• [TASK TO CARRY OUT]:
Write out the entries below line for line, with every word and mark unchanged, and omit the pictures.

• [WORKING DATA]:
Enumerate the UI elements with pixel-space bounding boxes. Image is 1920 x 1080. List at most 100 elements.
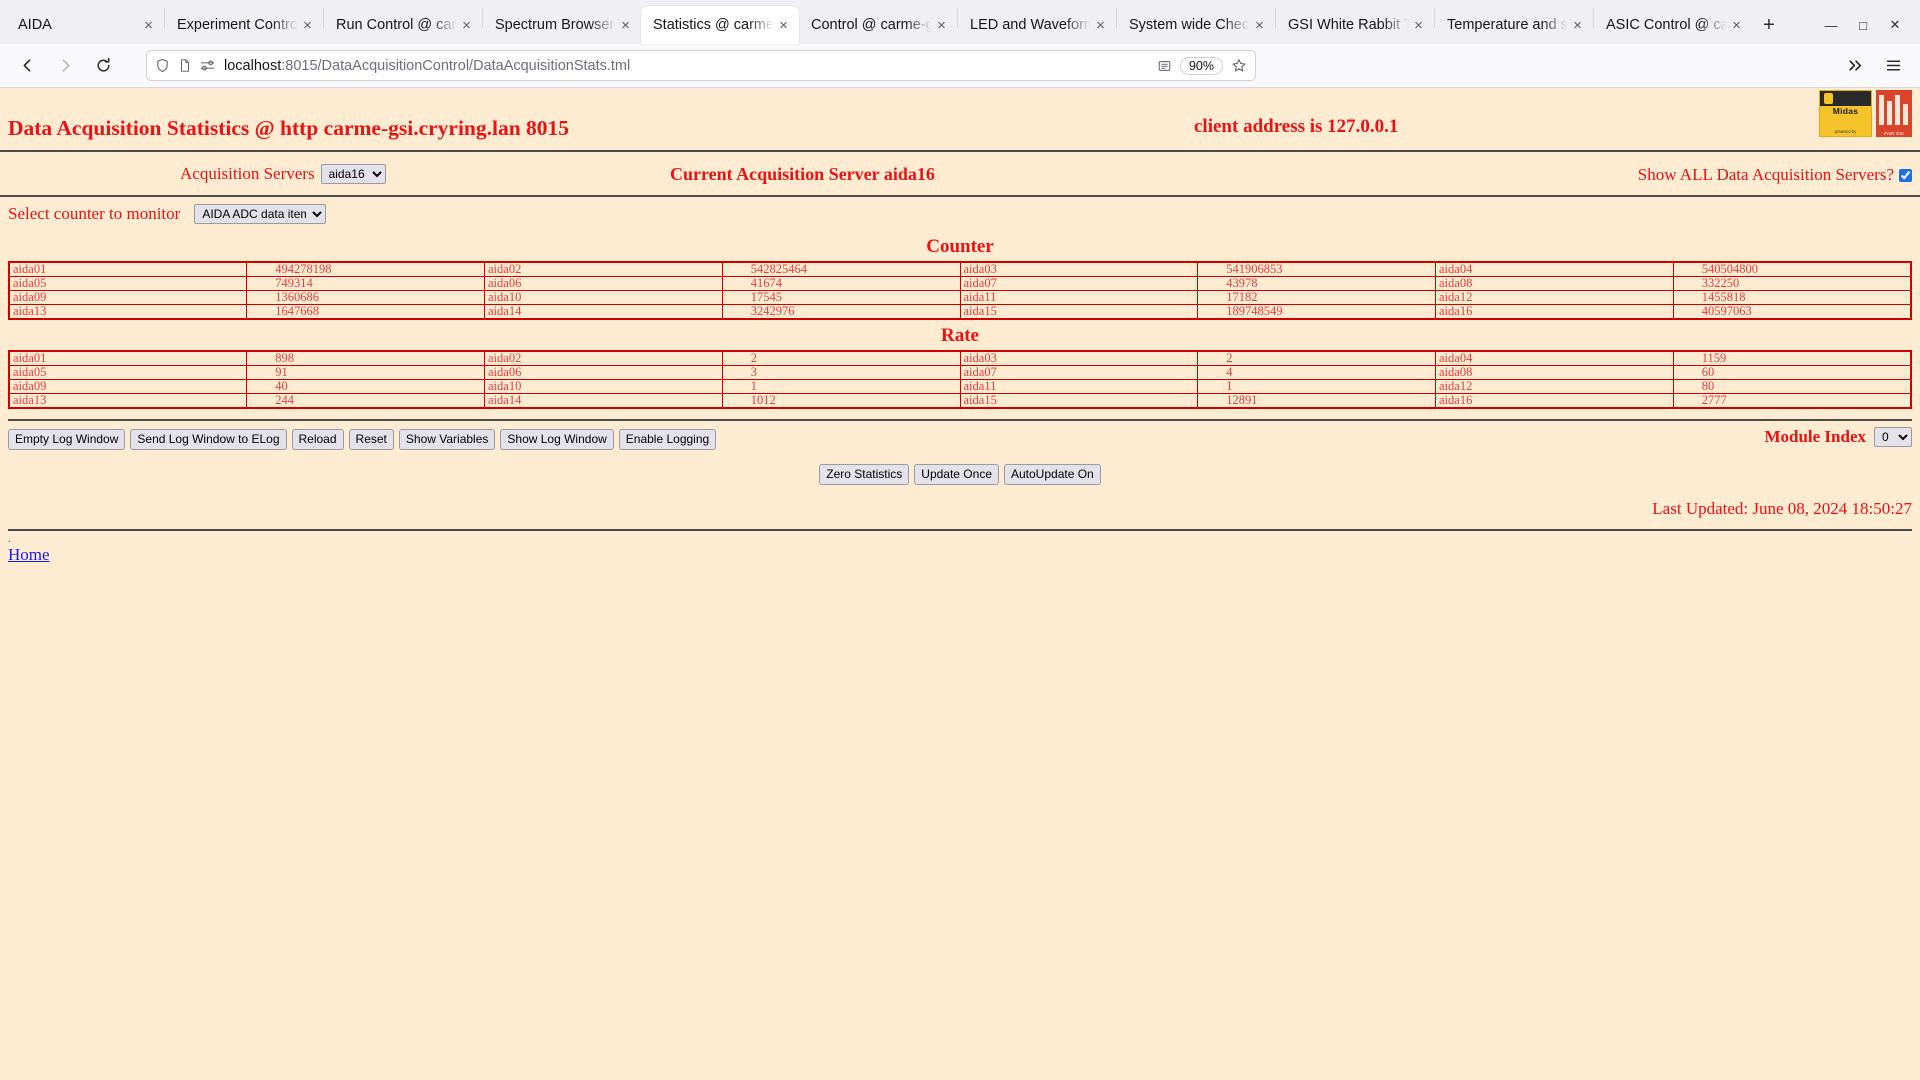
close-icon[interactable]: × — [457, 16, 476, 35]
table-row: aida09 1360686 aida10 17545 aida11 17182 aida1… — [8, 290, 1912, 305]
tab-strip: AIDA × Experiment Control × Run Control @ ca… — [0, 0, 1920, 44]
server-name-cell: aida06 — [484, 276, 723, 291]
reload-icon[interactable] — [86, 50, 120, 82]
close-window-button[interactable]: ✕ — [1880, 10, 1910, 40]
server-name-cell: aida02 — [484, 261, 723, 277]
show-all-servers-checkbox[interactable] — [1899, 168, 1912, 182]
close-icon[interactable]: × — [1091, 16, 1110, 35]
server-value-cell: 3242976 — [721, 304, 961, 320]
close-icon[interactable]: × — [1568, 16, 1587, 35]
server-name-cell: aida03 — [959, 261, 1199, 277]
browser-tab[interactable]: Statistics @ carme × — [641, 6, 799, 44]
close-icon[interactable]: × — [1250, 16, 1269, 35]
server-value-cell: 40597063 — [1672, 304, 1912, 320]
close-icon[interactable]: × — [1409, 16, 1428, 35]
action-button[interactable]: AutoUpdate On — [1004, 464, 1101, 485]
browser-tab[interactable]: ASIC Control @ car × — [1594, 6, 1752, 44]
log-button[interactable]: Reset — [348, 429, 394, 450]
server-value-cell: 1159 — [1672, 350, 1912, 366]
server-name-cell: aida12 — [1435, 290, 1674, 305]
counter-select[interactable]: AIDA ADC data items — [194, 204, 327, 224]
server-name-cell: aida09 — [8, 379, 248, 394]
chevrons-right-icon[interactable] — [1838, 50, 1872, 82]
browser-tab[interactable]: AIDA × — [6, 6, 164, 44]
log-button[interactable]: Reload — [291, 429, 344, 450]
url-host: localhost — [224, 57, 282, 74]
close-icon[interactable]: × — [298, 16, 317, 35]
new-tab-button[interactable]: + — [1752, 8, 1786, 42]
server-name-cell: aida06 — [484, 365, 723, 380]
star-icon[interactable] — [1231, 58, 1247, 73]
close-icon[interactable]: × — [616, 16, 635, 35]
browser-tab[interactable]: GSI White Rabbit Ti × — [1276, 6, 1434, 44]
acquisition-server-select[interactable]: aida16 — [320, 163, 386, 184]
back-icon[interactable] — [10, 50, 44, 82]
server-value-cell: 43978 — [1197, 276, 1436, 291]
close-icon[interactable]: × — [932, 16, 951, 35]
gsi-fair-logo-icon: FAIR GSI — [1876, 90, 1912, 137]
shield-icon[interactable] — [155, 58, 170, 73]
server-value-cell: 60 — [1672, 365, 1912, 380]
log-button[interactable]: Show Log Window — [500, 429, 614, 450]
reader-view-icon[interactable] — [1157, 59, 1172, 73]
server-value-cell: 1 — [721, 379, 961, 394]
maximize-button[interactable]: □ — [1848, 10, 1878, 40]
minimize-button[interactable]: — — [1816, 10, 1846, 40]
hamburger-menu-icon[interactable] — [1876, 50, 1910, 82]
browser-tab[interactable]: System wide Check × — [1117, 6, 1275, 44]
server-value-cell: 1012 — [721, 393, 961, 409]
server-value-cell: 244 — [246, 393, 485, 409]
server-name-cell: aida01 — [8, 350, 248, 366]
rate-table-wrap: aida01 898 aida02 2 aida03 2 aida04 1159 aida05 9… — [0, 350, 1920, 409]
logo-group: Midas powered by FAIR GSI — [1819, 90, 1912, 137]
browser-tab[interactable]: Control @ carme-gsi × — [799, 6, 957, 44]
log-button[interactable]: Empty Log Window — [8, 429, 126, 450]
forward-icon[interactable] — [48, 50, 82, 82]
table-row: aida05 749314 aida06 41674 aida07 43978 aida08… — [8, 276, 1912, 291]
tab-title: Run Control @ carme — [336, 17, 457, 33]
tab-title: Statistics @ carme — [653, 17, 774, 33]
close-icon[interactable]: × — [774, 16, 793, 35]
server-name-cell: aida16 — [1435, 393, 1674, 409]
server-value-cell: 898 — [246, 350, 485, 366]
server-value-cell: 17545 — [721, 290, 961, 305]
page-icon[interactable] — [178, 58, 192, 73]
table-row: aida13 244 aida14 1012 aida15 12891 aida16 2777 — [8, 393, 1912, 409]
tab-title: System wide Check — [1129, 17, 1250, 33]
browser-tab[interactable]: Run Control @ carme× — [324, 6, 482, 44]
zoom-level-badge[interactable]: 90% — [1179, 56, 1223, 75]
permissions-icon[interactable] — [200, 59, 216, 72]
rate-table: aida01 898 aida02 2 aida03 2 aida04 1159 aida05 9… — [8, 350, 1912, 409]
server-name-cell: aida13 — [8, 304, 248, 320]
module-index-select[interactable]: 0 — [1874, 427, 1912, 447]
browser-tab[interactable]: Temperature and st × — [1435, 6, 1593, 44]
midas-logo-word: Midas — [1832, 106, 1859, 116]
server-name-cell: aida10 — [484, 290, 723, 305]
acquisition-server-row: Acquisition Servers aida16 Current Acqui… — [0, 152, 1920, 195]
server-value-cell: 91 — [246, 365, 485, 380]
server-name-cell: aida11 — [959, 290, 1199, 305]
log-button[interactable]: Send Log Window to ELog — [130, 429, 287, 450]
browser-tab[interactable]: Spectrum Browser × — [483, 6, 641, 44]
server-name-cell: aida01 — [8, 261, 248, 277]
server-name-cell: aida15 — [959, 393, 1199, 409]
server-value-cell: 332250 — [1672, 276, 1912, 291]
action-button[interactable]: Zero Statistics — [819, 464, 910, 485]
tab-title: Experiment Control — [177, 17, 298, 33]
tab-title: GSI White Rabbit Ti — [1288, 17, 1409, 33]
log-button[interactable]: Enable Logging — [618, 429, 717, 450]
log-button[interactable]: Show Variables — [398, 429, 496, 450]
server-value-cell: 1360686 — [246, 290, 485, 305]
server-name-cell: aida05 — [8, 276, 248, 291]
browser-tab[interactable]: LED and Waveform × — [958, 6, 1116, 44]
home-link[interactable]: Home — [8, 545, 50, 564]
close-icon[interactable]: × — [1727, 16, 1746, 35]
server-value-cell: 41674 — [721, 276, 961, 291]
url-bar[interactable]: localhost:8015/DataAcquisitionControl/Da… — [146, 50, 1256, 81]
server-name-cell: aida04 — [1435, 261, 1674, 277]
action-button[interactable]: Update Once — [914, 464, 999, 485]
browser-tab[interactable]: Experiment Control × — [165, 6, 323, 44]
current-acquisition-server: Current Acquisition Server aida16 — [670, 164, 935, 184]
url-text[interactable]: localhost:8015/DataAcquisitionControl/Da… — [224, 58, 1149, 74]
close-icon[interactable]: × — [139, 16, 158, 35]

• [RESULT OF THIS EXERCISE]:
Enumerate the UI elements with pixel-space bounding boxes. Image is 1920 x 1080. List at most 100 elements.
close-icon[interactable]: × — [457, 16, 476, 35]
table-row: aida09 1360686 aida10 17545 aida11 17182 aida1… — [8, 290, 1912, 305]
tab-strip: AIDA × Experiment Control × Run Control @ ca… — [0, 0, 1920, 44]
server-name-cell: aida06 — [484, 276, 723, 291]
reload-icon[interactable] — [86, 50, 120, 82]
close-window-button[interactable]: ✕ — [1880, 10, 1910, 40]
server-name-cell: aida02 — [484, 261, 723, 277]
show-all-servers-checkbox[interactable] — [1899, 168, 1912, 182]
close-icon[interactable]: × — [1091, 16, 1110, 35]
server-value-cell: 3242976 — [721, 304, 961, 320]
close-icon[interactable]: × — [1568, 16, 1587, 35]
server-name-cell: aida03 — [959, 261, 1199, 277]
browser-tab[interactable]: Statistics @ carme × — [641, 6, 799, 44]
close-icon[interactable]: × — [1250, 16, 1269, 35]
server-value-cell: 40597063 — [1672, 304, 1912, 320]
close-icon[interactable]: × — [1409, 16, 1428, 35]
action-button[interactable]: AutoUpdate On — [1004, 464, 1101, 485]
browser-tab[interactable]: ASIC Control @ car × — [1594, 6, 1752, 44]
log-button[interactable]: Reset — [348, 429, 394, 450]
server-value-cell: 1159 — [1672, 350, 1912, 366]
server-name-cell: aida12 — [1435, 290, 1674, 305]
counter-select[interactable]: AIDA ADC data items — [194, 204, 327, 224]
server-name-cell: aida09 — [8, 379, 248, 394]
chevrons-right-icon[interactable] — [1838, 50, 1872, 82]
browser-tab[interactable]: AIDA × — [6, 6, 164, 44]
log-button[interactable]: Reload — [291, 429, 344, 450]
url-host: localhost — [224, 57, 282, 74]
close-icon[interactable]: × — [298, 16, 317, 35]
new-tab-button[interactable]: + — [1752, 8, 1786, 42]
server-name-cell: aida06 — [484, 365, 723, 380]
star-icon[interactable] — [1231, 58, 1247, 73]
close-icon[interactable]: × — [616, 16, 635, 35]
browser-tab[interactable]: GSI White Rabbit Ti × — [1276, 6, 1434, 44]
acquisition-server-select[interactable]: aida16 — [320, 163, 386, 184]
back-icon[interactable] — [10, 50, 44, 82]
server-value-cell: 43978 — [1197, 276, 1436, 291]
close-icon[interactable]: × — [932, 16, 951, 35]
gsi-fair-logo-icon: FAIR GSI — [1876, 90, 1912, 137]
shield-icon[interactable] — [155, 58, 170, 73]
server-value-cell: 60 — [1672, 365, 1912, 380]
log-button[interactable]: Show Log Window — [500, 429, 614, 450]
reader-view-icon[interactable] — [1157, 59, 1172, 73]
server-value-cell: 1 — [721, 379, 961, 394]
maximize-button[interactable]: □ — [1848, 10, 1878, 40]
minimize-button[interactable]: — — [1816, 10, 1846, 40]
hamburger-menu-icon[interactable] — [1876, 50, 1910, 82]
browser-tab[interactable]: System wide Check × — [1117, 6, 1275, 44]
server-value-cell: 1012 — [721, 393, 961, 409]
server-value-cell: 244 — [246, 393, 485, 409]
server-name-cell: aida01 — [8, 350, 248, 366]
rate-table-wrap: aida01 898 aida02 2 aida03 2 aida04 1159 aida05 9… — [0, 350, 1920, 409]
logo-group: Midas powered by FAIR GSI — [1819, 90, 1912, 137]
browser-tab[interactable]: Control @ carme-gsi × — [799, 6, 957, 44]
log-button[interactable]: Empty Log Window — [8, 429, 126, 450]
forward-icon[interactable] — [48, 50, 82, 82]
table-row: aida05 749314 aida06 41674 aida07 43978 aida08… — [8, 276, 1912, 291]
tab-title: Run Control @ carme — [336, 17, 457, 33]
tab-title: Statistics @ carme — [653, 17, 774, 33]
close-icon[interactable]: × — [774, 16, 793, 35]
server-name-cell: aida16 — [1435, 393, 1674, 409]
server-value-cell: 898 — [246, 350, 485, 366]
server-value-cell: 17545 — [721, 290, 961, 305]
page-icon[interactable] — [178, 58, 192, 73]
table-row: aida13 244 aida14 1012 aida15 12891 aida16 2777 — [8, 393, 1912, 409]
tab-title: System wide Check — [1129, 17, 1250, 33]
browser-tab[interactable]: Run Control @ carme× — [324, 6, 482, 44]
zoom-level-badge[interactable]: 90% — [1179, 56, 1223, 75]
permissions-icon[interactable] — [200, 59, 216, 72]
rate-table: aida01 898 aida02 2 aida03 2 aida04 1159 aida05 9… — [8, 350, 1912, 409]
server-name-cell: aida13 — [8, 304, 248, 320]
module-index-select[interactable]: 0 — [1874, 427, 1912, 447]
browser-tab[interactable]: Temperature and st × — [1435, 6, 1593, 44]
midas-logo-word: Midas — [1832, 106, 1859, 116]
server-name-cell: aida10 — [484, 290, 723, 305]
acquisition-server-row: Acquisition Servers aida16 Current Acqui… — [0, 152, 1920, 195]
server-value-cell: 91 — [246, 365, 485, 380]
server-name-cell: aida11 — [959, 290, 1199, 305]
log-button[interactable]: Send Log Window to ELog — [130, 429, 287, 450]
browser-tab[interactable]: Spectrum Browser × — [483, 6, 641, 44]
server-name-cell: aida01 — [8, 261, 248, 277]
server-name-cell: aida15 — [959, 393, 1199, 409]
server-value-cell: 332250 — [1672, 276, 1912, 291]
action-button[interactable]: Zero Statistics — [819, 464, 910, 485]
tab-title: Experiment Control — [177, 17, 298, 33]
tab-title: GSI White Rabbit Ti — [1288, 17, 1409, 33]
log-button[interactable]: Enable Logging — [618, 429, 717, 450]
log-button[interactable]: Show Variables — [398, 429, 496, 450]
server-value-cell: 1360686 — [246, 290, 485, 305]
server-name-cell: aida05 — [8, 276, 248, 291]
browser-tab[interactable]: LED and Waveform × — [958, 6, 1116, 44]
home-link[interactable]: Home — [8, 545, 50, 564]
close-icon[interactable]: × — [1727, 16, 1746, 35]
server-value-cell: 41674 — [721, 276, 961, 291]
url-bar[interactable]: localhost:8015/DataAcquisitionControl/Da… — [146, 50, 1256, 81]
server-name-cell: aida04 — [1435, 261, 1674, 277]
action-button[interactable]: Update Once — [914, 464, 999, 485]
browser-tab[interactable]: Experiment Control × — [165, 6, 323, 44]
current-acquisition-server: Current Acquisition Server aida16 — [670, 164, 935, 184]
url-text[interactable]: localhost:8015/DataAcquisitionControl/Da… — [224, 58, 1149, 74]
close-icon[interactable]: × — [139, 16, 158, 35]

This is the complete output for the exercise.